Given instruction: Can you copy the rows unchanged, from the very first line of the rows through the line that contains "annotation-atk-peak: 160%攻击力 [362,244,503,272]"?

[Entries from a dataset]

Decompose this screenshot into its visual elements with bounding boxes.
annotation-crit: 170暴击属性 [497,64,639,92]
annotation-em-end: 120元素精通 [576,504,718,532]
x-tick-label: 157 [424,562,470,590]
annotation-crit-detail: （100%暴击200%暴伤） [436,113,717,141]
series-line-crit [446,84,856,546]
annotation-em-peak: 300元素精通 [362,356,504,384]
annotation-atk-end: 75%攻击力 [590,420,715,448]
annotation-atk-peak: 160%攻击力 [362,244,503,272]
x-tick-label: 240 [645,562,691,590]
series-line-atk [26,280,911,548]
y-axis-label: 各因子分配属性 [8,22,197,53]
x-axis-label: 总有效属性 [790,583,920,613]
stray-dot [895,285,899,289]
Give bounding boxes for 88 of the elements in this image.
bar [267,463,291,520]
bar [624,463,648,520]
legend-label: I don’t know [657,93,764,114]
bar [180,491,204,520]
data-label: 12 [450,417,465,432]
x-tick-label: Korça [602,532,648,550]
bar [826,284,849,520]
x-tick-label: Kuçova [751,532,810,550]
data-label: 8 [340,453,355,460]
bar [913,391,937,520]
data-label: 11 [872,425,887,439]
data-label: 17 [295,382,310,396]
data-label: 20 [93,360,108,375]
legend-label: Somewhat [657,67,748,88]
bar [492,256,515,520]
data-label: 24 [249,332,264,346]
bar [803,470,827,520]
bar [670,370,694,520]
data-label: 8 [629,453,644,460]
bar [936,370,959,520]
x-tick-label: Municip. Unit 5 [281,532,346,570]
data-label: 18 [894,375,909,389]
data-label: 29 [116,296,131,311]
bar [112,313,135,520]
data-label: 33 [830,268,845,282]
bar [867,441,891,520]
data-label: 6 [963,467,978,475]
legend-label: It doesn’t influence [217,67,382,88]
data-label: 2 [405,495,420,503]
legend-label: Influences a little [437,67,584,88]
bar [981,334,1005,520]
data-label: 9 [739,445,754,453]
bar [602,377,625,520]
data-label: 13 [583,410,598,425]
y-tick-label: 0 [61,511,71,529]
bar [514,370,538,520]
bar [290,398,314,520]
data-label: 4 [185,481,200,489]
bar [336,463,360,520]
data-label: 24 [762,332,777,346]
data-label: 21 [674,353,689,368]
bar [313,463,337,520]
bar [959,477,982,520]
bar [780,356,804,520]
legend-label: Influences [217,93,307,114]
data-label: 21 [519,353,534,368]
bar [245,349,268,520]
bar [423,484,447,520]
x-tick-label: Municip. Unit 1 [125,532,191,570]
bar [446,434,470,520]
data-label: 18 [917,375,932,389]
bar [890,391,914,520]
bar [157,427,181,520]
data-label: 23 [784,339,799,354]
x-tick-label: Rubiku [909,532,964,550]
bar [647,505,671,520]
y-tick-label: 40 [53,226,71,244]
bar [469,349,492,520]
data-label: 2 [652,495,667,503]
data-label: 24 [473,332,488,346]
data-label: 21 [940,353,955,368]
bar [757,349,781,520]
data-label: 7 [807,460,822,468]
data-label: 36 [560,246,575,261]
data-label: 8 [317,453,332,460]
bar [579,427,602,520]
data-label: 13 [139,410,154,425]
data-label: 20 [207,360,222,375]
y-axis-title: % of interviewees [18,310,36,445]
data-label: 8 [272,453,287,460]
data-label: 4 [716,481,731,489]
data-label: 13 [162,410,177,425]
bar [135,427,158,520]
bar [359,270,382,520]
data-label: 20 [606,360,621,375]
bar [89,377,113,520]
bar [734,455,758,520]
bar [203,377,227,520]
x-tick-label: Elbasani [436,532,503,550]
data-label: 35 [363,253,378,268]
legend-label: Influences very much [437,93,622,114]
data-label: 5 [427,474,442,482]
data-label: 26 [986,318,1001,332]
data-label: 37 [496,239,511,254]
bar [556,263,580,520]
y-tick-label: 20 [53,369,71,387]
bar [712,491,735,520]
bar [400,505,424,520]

Completed task:
Decompose this screenshot into its visual elements with bounding boxes.
annotation-crit: 170暴击属性 [497,64,639,92]
annotation-em-end: 120元素精通 [576,504,718,532]
x-tick-label: 157 [424,562,470,590]
annotation-crit-detail: （100%暴击200%暴伤） [436,113,717,141]
series-line-crit [446,84,856,546]
annotation-em-peak: 300元素精通 [362,356,504,384]
annotation-atk-end: 75%攻击力 [590,420,715,448]
annotation-atk-peak: 160%攻击力 [362,244,503,272]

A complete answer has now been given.